(begin)

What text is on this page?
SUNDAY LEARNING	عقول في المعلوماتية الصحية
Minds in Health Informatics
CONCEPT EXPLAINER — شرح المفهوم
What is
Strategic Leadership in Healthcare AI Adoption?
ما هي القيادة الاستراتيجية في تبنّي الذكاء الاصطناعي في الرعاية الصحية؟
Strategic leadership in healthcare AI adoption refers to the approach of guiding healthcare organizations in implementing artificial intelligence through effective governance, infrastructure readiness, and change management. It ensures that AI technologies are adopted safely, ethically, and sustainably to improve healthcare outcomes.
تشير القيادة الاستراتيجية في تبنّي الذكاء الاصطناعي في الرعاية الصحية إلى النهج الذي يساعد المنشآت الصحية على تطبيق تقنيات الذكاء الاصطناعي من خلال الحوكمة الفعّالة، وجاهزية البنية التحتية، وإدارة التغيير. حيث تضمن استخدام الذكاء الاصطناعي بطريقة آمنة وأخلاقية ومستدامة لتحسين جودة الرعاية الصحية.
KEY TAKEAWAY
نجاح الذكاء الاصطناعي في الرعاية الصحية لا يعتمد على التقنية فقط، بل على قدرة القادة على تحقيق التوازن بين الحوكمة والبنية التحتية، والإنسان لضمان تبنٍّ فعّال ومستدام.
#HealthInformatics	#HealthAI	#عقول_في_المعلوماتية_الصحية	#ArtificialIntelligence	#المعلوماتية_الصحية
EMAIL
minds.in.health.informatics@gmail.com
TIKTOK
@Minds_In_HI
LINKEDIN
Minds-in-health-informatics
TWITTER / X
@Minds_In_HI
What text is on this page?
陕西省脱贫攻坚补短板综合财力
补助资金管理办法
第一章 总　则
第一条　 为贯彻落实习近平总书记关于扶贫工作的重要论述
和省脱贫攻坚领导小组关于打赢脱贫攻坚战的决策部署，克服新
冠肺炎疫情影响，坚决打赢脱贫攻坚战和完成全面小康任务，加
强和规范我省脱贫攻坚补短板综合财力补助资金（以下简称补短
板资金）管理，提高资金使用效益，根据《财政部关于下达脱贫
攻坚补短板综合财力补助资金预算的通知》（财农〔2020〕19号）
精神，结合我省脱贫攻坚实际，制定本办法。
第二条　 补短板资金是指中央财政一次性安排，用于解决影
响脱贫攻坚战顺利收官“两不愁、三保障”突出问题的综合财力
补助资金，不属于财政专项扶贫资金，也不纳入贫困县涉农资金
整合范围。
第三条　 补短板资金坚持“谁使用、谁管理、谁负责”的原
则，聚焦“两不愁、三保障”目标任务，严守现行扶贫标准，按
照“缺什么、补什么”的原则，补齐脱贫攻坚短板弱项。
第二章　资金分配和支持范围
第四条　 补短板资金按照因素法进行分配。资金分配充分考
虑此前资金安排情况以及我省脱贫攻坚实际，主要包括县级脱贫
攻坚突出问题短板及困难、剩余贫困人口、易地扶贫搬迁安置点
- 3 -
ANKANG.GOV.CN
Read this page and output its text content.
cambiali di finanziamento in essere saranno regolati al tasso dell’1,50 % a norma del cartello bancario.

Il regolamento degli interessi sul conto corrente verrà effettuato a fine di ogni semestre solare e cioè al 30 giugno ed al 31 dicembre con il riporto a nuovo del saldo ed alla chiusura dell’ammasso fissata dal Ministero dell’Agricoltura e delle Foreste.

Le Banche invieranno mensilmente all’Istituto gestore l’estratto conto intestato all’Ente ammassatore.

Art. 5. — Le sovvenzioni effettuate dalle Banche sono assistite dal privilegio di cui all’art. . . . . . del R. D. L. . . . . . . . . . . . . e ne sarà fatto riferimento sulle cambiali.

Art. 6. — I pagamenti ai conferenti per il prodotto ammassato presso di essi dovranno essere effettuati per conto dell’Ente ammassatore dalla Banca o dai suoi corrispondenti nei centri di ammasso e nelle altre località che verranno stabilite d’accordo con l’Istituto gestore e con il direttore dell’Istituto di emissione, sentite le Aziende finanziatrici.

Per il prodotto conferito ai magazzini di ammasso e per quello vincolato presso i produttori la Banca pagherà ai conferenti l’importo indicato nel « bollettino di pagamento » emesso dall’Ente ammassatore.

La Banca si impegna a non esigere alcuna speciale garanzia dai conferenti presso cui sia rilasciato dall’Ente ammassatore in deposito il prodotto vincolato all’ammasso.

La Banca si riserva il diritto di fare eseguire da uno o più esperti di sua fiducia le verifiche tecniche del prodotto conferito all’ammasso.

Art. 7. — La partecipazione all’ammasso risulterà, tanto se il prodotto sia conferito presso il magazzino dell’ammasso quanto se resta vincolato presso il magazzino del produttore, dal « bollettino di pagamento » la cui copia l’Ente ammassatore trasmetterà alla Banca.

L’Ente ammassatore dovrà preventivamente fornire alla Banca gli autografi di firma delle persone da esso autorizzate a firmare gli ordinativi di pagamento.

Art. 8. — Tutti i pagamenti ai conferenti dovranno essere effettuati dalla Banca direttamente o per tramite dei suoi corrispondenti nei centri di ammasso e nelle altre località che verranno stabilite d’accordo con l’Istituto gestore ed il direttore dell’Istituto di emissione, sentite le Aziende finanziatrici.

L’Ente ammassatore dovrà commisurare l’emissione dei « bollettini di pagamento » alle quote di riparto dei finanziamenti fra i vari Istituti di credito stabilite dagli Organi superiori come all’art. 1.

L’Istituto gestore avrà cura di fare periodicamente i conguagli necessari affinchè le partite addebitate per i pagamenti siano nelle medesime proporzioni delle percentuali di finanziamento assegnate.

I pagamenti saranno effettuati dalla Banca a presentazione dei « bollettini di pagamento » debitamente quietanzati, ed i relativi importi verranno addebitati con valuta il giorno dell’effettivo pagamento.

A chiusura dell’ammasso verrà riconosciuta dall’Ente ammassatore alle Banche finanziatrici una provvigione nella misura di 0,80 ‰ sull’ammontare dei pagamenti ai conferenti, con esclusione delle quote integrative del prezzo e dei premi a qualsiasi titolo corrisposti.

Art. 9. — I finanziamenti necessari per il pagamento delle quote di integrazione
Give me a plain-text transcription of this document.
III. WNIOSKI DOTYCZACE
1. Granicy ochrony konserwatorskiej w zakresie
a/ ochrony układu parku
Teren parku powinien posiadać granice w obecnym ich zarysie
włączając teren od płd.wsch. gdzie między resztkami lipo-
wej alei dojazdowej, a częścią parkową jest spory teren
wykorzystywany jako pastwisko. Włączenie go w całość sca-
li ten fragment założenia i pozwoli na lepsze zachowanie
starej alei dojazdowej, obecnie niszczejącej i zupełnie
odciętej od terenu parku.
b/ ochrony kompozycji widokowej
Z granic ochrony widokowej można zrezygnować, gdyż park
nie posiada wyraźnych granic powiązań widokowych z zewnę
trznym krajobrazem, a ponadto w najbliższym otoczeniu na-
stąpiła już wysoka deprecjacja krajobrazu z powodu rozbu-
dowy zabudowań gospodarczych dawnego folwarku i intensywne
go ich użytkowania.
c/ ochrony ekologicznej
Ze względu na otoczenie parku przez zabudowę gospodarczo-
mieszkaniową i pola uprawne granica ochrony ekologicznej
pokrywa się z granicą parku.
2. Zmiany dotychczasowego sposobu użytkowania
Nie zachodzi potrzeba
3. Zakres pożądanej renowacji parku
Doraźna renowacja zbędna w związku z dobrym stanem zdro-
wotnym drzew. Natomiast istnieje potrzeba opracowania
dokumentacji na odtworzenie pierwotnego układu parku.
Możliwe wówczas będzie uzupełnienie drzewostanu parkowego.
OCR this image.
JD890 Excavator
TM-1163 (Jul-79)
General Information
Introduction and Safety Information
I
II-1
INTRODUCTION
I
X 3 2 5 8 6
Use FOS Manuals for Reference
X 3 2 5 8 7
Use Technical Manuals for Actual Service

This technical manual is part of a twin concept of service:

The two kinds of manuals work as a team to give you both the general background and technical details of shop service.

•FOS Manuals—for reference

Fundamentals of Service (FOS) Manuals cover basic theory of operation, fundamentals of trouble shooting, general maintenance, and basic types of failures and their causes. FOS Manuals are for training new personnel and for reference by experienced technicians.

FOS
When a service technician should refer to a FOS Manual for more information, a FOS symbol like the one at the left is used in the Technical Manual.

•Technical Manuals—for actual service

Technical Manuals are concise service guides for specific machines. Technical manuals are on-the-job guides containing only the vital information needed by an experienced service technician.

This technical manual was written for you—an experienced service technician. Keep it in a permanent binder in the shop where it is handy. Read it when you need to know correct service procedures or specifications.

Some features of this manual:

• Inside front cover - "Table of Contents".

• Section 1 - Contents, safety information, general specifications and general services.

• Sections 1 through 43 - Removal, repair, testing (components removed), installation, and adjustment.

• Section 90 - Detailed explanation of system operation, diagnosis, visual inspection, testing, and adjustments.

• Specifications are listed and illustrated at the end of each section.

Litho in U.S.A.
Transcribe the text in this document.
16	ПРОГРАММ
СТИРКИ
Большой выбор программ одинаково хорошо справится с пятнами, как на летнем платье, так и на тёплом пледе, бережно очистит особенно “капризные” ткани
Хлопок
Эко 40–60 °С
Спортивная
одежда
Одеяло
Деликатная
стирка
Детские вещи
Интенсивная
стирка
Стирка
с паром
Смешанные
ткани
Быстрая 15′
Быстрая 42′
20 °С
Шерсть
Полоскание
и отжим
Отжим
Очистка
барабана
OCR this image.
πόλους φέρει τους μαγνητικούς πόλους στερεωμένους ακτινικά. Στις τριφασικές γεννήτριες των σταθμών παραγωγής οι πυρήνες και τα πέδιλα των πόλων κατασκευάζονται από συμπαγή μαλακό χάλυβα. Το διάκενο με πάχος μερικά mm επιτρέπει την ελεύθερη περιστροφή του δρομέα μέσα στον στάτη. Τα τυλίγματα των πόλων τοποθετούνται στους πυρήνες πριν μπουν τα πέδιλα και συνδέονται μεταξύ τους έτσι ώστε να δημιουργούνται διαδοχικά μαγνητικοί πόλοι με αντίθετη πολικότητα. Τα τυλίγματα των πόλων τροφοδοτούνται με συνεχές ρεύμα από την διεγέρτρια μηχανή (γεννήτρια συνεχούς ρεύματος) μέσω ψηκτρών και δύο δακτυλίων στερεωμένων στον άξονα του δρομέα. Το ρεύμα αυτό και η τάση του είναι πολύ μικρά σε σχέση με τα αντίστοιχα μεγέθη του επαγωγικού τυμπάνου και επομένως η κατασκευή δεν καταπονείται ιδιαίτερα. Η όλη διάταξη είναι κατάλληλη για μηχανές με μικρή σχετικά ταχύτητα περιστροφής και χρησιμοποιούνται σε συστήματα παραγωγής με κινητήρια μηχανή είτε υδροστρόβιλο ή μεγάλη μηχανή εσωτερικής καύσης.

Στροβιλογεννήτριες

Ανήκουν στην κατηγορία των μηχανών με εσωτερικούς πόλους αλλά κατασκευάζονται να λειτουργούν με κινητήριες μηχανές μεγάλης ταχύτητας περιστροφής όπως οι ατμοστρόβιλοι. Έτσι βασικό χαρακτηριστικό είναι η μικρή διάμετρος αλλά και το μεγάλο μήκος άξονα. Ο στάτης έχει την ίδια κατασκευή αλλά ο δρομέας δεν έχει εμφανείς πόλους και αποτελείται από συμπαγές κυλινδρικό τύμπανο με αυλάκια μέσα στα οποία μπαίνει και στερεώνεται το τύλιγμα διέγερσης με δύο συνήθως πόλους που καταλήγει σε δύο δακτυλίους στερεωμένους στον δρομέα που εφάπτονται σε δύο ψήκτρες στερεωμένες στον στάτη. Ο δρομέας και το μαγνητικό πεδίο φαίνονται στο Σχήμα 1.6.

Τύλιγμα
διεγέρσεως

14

(end)

Instructions for the task
Tally up the lines holding the word "conto" in the data above, and answer with that figure only.

Solution to the exercise
3